■ Material for this task ■
────────

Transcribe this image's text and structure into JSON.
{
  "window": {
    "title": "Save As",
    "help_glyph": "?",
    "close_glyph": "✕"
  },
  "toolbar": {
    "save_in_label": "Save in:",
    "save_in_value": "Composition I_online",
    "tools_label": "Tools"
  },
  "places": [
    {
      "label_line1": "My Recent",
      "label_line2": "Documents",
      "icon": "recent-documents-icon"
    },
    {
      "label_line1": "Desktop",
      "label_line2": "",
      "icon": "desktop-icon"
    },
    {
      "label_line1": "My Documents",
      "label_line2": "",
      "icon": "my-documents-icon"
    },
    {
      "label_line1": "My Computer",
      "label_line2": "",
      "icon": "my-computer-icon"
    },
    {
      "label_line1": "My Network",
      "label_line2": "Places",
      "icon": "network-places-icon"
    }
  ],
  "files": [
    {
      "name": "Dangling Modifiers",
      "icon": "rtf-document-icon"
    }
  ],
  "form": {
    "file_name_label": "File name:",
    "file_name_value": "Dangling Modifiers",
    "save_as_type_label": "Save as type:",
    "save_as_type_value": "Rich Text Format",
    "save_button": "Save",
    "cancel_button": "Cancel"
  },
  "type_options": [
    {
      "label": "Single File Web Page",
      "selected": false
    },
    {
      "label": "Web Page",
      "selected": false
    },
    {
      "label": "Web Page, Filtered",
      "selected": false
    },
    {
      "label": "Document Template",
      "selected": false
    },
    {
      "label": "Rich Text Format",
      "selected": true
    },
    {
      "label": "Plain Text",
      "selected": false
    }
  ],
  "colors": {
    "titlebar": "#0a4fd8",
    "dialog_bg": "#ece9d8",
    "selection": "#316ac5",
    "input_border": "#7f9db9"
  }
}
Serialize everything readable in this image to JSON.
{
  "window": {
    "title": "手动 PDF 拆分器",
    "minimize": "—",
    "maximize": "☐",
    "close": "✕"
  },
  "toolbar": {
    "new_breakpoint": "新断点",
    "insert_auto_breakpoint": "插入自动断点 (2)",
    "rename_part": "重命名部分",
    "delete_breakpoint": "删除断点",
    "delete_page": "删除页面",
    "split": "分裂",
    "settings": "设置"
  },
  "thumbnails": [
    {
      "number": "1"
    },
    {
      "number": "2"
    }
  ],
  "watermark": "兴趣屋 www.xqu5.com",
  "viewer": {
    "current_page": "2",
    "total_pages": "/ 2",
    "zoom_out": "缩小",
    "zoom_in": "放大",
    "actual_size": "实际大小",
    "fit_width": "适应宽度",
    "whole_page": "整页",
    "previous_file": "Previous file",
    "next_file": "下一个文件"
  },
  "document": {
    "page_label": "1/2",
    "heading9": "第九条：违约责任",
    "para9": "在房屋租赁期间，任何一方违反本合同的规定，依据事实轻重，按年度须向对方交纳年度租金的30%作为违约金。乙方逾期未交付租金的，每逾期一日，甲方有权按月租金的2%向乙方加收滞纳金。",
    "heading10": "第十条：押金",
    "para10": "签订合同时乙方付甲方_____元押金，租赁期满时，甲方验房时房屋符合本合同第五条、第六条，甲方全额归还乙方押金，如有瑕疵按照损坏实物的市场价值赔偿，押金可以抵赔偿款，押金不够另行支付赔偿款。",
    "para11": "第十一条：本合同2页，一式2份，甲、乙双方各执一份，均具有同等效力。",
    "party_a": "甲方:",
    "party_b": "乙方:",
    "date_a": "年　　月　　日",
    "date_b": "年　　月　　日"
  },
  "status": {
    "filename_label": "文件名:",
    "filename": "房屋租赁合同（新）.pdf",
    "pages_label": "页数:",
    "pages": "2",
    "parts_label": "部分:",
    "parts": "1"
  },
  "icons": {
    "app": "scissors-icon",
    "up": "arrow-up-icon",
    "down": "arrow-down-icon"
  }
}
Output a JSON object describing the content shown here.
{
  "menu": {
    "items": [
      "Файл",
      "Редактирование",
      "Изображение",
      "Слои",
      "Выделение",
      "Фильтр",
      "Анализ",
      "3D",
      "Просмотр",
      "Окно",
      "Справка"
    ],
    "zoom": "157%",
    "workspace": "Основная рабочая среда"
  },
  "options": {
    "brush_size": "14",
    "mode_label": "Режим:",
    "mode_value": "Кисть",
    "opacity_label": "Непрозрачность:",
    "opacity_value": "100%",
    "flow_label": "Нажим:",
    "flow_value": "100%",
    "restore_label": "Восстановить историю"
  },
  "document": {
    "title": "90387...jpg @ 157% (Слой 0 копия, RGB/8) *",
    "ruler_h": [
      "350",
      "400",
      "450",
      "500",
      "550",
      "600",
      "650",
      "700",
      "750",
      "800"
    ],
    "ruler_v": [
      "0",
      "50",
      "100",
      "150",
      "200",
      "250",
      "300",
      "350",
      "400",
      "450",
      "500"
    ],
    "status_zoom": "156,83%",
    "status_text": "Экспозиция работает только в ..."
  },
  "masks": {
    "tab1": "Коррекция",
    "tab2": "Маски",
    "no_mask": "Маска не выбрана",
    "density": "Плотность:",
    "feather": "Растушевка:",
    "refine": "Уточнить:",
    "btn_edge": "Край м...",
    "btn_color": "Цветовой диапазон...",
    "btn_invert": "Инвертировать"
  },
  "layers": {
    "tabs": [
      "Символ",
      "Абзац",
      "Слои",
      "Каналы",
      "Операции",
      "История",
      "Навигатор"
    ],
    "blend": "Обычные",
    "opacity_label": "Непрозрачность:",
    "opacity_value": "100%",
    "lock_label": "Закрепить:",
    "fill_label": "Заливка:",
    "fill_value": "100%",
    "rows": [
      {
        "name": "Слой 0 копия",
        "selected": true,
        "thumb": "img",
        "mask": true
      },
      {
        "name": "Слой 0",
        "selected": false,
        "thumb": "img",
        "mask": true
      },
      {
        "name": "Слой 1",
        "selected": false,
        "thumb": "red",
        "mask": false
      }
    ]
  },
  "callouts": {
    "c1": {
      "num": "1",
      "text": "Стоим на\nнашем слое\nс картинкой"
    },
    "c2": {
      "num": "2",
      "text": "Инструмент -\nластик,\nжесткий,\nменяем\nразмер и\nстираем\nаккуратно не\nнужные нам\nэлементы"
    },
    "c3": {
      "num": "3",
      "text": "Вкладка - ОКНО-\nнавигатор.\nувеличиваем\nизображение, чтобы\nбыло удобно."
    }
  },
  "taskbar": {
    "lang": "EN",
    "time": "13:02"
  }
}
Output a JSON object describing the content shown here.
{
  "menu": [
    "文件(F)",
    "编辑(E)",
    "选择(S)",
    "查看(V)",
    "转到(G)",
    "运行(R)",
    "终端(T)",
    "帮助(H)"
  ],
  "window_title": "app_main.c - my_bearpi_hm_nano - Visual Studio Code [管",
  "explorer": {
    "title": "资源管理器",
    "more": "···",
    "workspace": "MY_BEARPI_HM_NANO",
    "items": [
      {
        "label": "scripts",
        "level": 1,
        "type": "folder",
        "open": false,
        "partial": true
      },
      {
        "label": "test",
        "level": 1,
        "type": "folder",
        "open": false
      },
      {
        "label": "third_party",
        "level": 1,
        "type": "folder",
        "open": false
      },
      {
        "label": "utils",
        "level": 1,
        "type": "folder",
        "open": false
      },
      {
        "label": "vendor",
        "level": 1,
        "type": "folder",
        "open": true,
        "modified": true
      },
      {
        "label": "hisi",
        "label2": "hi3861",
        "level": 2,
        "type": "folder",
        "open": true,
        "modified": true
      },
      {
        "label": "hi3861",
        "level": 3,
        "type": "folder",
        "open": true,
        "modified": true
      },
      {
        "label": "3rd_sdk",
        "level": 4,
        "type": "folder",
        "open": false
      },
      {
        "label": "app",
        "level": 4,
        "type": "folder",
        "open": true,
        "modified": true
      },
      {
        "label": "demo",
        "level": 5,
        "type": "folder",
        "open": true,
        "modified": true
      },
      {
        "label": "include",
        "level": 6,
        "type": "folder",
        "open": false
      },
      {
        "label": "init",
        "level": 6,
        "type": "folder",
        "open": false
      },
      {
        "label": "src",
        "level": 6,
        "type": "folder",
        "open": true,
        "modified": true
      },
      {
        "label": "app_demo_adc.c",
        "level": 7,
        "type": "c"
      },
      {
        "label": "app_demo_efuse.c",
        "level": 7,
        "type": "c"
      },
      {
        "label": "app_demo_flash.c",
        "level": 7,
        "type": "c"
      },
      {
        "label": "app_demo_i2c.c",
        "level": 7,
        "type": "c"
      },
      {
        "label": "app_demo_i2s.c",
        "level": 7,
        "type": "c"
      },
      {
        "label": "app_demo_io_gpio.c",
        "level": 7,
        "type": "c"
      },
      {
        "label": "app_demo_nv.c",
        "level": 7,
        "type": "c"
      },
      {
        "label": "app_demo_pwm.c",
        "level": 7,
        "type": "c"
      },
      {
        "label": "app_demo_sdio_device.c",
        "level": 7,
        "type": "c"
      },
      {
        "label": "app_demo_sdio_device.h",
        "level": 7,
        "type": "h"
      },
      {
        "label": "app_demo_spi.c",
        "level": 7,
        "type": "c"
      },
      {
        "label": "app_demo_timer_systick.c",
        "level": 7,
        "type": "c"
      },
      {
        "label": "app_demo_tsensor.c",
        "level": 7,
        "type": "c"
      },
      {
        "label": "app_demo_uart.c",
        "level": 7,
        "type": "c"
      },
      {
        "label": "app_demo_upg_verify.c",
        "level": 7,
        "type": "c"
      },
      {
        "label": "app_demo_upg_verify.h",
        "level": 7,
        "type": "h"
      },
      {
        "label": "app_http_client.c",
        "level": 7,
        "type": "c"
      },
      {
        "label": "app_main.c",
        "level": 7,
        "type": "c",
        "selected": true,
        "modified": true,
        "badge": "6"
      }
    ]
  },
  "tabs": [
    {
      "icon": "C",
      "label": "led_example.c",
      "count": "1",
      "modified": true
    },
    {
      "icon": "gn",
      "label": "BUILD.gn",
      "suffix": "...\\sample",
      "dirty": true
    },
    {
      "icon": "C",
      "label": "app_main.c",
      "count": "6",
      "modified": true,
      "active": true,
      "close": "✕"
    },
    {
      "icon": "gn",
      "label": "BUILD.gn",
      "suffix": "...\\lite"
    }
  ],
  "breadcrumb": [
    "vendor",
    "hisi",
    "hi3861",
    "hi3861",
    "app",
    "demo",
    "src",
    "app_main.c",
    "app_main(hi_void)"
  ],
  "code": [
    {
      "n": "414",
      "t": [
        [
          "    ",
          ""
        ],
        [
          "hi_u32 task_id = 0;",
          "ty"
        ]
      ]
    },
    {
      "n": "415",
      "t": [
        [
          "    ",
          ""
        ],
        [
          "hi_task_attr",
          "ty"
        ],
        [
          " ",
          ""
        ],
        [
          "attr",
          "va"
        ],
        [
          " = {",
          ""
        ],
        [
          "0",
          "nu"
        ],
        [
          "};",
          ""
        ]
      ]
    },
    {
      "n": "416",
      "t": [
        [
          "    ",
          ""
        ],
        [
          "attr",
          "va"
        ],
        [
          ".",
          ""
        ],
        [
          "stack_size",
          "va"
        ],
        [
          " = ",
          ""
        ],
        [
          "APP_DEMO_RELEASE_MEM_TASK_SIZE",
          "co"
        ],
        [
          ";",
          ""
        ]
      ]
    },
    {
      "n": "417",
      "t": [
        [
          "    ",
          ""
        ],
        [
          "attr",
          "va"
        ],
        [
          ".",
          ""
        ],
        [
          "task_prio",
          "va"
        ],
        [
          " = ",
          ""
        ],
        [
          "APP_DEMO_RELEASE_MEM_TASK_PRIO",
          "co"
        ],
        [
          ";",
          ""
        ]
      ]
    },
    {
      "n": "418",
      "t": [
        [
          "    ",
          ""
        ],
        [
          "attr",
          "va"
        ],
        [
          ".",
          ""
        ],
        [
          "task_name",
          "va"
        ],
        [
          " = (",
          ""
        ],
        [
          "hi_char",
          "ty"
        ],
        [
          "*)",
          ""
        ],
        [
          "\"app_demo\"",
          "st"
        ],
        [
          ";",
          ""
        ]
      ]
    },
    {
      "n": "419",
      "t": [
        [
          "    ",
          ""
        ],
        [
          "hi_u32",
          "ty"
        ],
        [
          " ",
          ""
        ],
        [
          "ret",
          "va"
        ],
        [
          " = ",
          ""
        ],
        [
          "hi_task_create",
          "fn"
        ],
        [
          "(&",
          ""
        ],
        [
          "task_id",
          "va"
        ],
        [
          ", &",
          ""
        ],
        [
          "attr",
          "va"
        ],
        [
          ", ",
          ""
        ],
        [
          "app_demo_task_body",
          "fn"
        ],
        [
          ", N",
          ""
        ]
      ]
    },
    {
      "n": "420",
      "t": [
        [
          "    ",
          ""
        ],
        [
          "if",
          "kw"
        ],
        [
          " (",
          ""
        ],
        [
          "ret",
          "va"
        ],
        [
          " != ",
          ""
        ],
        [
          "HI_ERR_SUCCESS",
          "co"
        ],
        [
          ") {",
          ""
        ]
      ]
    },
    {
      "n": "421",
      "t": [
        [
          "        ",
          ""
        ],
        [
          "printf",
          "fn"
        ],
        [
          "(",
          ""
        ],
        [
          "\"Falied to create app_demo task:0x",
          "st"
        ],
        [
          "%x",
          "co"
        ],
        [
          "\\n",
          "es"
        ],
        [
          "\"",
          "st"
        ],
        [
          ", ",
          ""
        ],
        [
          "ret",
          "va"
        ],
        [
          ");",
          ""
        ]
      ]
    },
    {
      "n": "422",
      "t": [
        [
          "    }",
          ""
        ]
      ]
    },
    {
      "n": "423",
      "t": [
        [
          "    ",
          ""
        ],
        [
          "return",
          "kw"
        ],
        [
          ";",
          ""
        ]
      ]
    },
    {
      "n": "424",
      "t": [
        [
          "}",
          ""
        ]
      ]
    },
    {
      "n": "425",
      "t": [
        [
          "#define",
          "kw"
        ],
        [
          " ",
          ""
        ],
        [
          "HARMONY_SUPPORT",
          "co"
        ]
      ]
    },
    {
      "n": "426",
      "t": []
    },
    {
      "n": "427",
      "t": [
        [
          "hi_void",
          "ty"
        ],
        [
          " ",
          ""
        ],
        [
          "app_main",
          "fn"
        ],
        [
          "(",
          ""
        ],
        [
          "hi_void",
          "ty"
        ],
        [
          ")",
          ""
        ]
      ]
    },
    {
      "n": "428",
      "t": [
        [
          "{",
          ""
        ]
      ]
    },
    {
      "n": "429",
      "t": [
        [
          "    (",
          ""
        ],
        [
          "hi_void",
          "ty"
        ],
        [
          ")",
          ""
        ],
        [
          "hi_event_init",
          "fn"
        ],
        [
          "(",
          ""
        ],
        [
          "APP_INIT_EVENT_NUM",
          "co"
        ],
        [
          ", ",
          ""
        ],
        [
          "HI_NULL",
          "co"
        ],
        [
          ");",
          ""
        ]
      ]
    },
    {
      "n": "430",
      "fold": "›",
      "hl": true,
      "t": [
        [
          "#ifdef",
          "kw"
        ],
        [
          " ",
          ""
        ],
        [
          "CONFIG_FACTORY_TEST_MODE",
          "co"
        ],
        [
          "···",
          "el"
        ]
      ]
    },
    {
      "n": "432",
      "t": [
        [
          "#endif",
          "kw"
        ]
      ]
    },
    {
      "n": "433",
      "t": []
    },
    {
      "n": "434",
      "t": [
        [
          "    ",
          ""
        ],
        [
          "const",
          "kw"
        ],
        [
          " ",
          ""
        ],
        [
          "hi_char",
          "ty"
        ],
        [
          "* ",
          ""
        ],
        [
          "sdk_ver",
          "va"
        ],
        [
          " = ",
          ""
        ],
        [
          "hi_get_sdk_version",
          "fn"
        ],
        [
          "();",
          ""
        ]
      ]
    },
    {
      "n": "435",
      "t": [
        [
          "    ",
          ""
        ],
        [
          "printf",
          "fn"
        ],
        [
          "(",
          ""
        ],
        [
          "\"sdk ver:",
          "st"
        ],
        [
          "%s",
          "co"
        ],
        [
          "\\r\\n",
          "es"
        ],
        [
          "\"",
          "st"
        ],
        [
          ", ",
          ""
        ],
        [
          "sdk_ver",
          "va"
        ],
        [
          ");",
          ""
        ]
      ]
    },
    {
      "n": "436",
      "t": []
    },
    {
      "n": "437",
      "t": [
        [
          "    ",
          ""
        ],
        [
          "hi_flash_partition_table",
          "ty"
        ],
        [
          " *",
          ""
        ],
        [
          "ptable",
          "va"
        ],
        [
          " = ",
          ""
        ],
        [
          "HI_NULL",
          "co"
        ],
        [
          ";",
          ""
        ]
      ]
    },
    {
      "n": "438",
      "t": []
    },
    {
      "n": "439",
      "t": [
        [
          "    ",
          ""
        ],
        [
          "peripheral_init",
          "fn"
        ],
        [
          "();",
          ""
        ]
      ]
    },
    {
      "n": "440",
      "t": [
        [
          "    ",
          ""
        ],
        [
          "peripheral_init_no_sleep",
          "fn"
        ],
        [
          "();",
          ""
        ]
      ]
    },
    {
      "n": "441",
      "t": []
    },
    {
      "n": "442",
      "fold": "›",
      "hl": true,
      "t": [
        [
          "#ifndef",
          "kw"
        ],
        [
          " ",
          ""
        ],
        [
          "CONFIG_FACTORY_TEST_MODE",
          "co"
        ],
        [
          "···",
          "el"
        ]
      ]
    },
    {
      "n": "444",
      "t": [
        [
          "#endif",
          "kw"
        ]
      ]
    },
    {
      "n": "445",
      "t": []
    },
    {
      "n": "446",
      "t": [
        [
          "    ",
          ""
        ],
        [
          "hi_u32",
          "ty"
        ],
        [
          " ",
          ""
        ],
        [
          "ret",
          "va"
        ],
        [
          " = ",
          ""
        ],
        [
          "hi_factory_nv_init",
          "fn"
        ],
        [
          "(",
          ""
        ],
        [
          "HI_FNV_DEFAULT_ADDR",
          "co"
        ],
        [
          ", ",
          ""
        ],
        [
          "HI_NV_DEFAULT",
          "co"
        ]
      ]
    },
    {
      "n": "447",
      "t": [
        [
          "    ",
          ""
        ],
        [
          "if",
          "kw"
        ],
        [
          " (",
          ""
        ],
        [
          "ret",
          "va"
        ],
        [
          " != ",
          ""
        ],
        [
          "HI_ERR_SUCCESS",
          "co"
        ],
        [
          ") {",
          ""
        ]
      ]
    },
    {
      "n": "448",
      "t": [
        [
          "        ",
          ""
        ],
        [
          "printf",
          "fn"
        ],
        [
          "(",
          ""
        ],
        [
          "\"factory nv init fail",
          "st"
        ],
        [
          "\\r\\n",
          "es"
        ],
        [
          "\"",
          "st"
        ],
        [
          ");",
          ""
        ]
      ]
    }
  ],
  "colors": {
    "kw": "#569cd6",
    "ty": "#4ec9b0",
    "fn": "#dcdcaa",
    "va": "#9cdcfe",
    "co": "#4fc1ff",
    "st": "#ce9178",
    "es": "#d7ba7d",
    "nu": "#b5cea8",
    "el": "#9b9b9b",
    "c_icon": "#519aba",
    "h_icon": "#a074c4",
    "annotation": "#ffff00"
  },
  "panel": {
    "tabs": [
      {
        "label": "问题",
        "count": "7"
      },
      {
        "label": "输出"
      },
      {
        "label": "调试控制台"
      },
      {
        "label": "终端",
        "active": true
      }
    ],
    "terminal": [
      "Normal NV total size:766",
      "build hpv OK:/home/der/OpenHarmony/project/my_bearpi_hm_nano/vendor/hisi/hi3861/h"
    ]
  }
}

────────

■ Work to do ■
Pick out the lines that include the word "vendor" and write them out.

■ Final answer ■
        "label": "vendor",
    "vendor",
      "build hpv OK:/home/der/OpenHarmony/project/my_bearpi_hm_nano/vendor/hisi/hi3861/h"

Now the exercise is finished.